Output all the entries word for word. Omit the pictures.
--- EXTRACTED RECORDS ---
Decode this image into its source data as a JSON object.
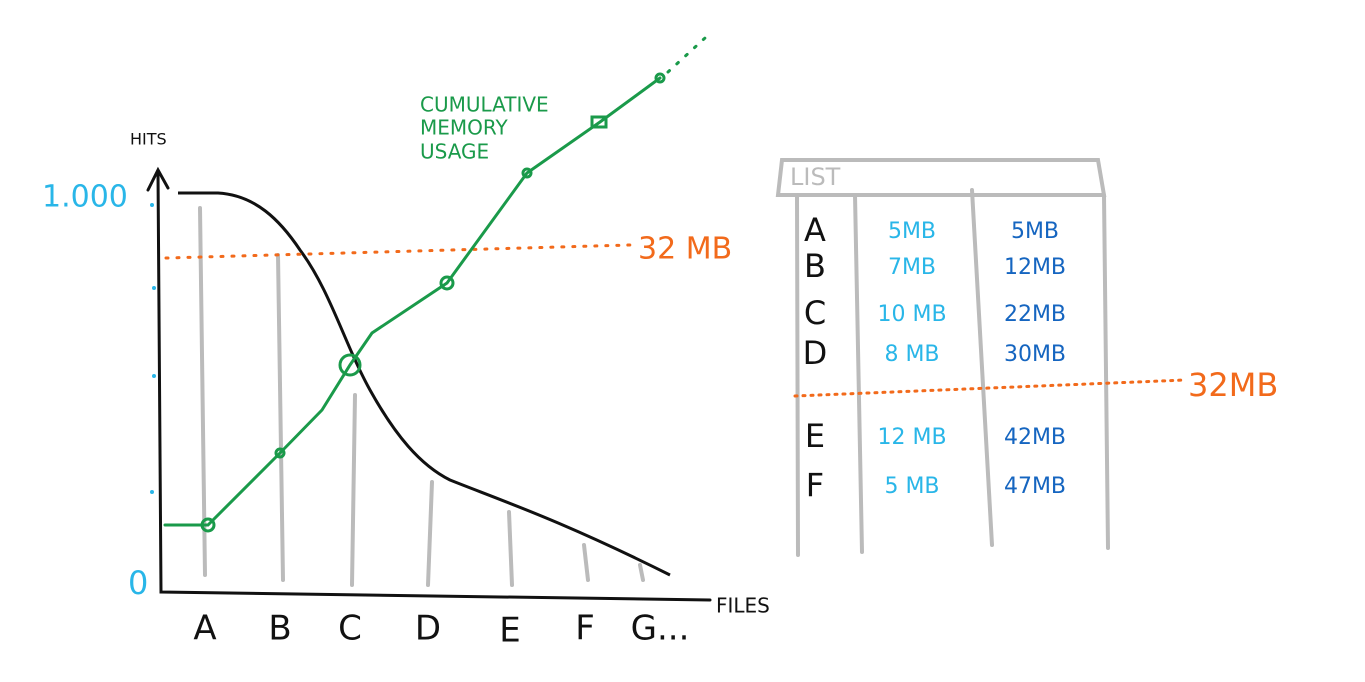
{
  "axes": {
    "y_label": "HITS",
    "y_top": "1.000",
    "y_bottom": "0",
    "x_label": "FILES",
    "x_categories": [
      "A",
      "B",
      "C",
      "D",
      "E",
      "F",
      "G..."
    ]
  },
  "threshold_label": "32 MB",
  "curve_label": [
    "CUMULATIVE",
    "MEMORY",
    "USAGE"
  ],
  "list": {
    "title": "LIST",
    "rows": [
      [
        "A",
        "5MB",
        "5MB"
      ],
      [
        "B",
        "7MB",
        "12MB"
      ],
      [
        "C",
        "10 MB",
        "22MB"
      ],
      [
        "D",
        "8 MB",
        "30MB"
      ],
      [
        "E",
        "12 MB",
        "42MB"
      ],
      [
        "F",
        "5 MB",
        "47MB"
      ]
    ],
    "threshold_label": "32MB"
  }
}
---
RESPONSE TO THE EXERCISE:
Decode this image into its source data as a JSON object.
{
  "axes": {
    "y_label": "HITS",
    "y_top": "1.000",
    "y_bottom": "0",
    "x_label": "FILES",
    "x_categories": [
      "A",
      "B",
      "C",
      "D",
      "E",
      "F",
      "G..."
    ]
  },
  "threshold_label": "32 MB",
  "curve_label": [
    "CUMULATIVE",
    "MEMORY",
    "USAGE"
  ],
  "list": {
    "title": "LIST",
    "rows": [
      [
        "A",
        "5MB",
        "5MB"
      ],
      [
        "B",
        "7MB",
        "12MB"
      ],
      [
        "C",
        "10 MB",
        "22MB"
      ],
      [
        "D",
        "8 MB",
        "30MB"
      ],
      [
        "E",
        "12 MB",
        "42MB"
      ],
      [
        "F",
        "5 MB",
        "47MB"
      ]
    ],
    "threshold_label": "32MB"
  }
}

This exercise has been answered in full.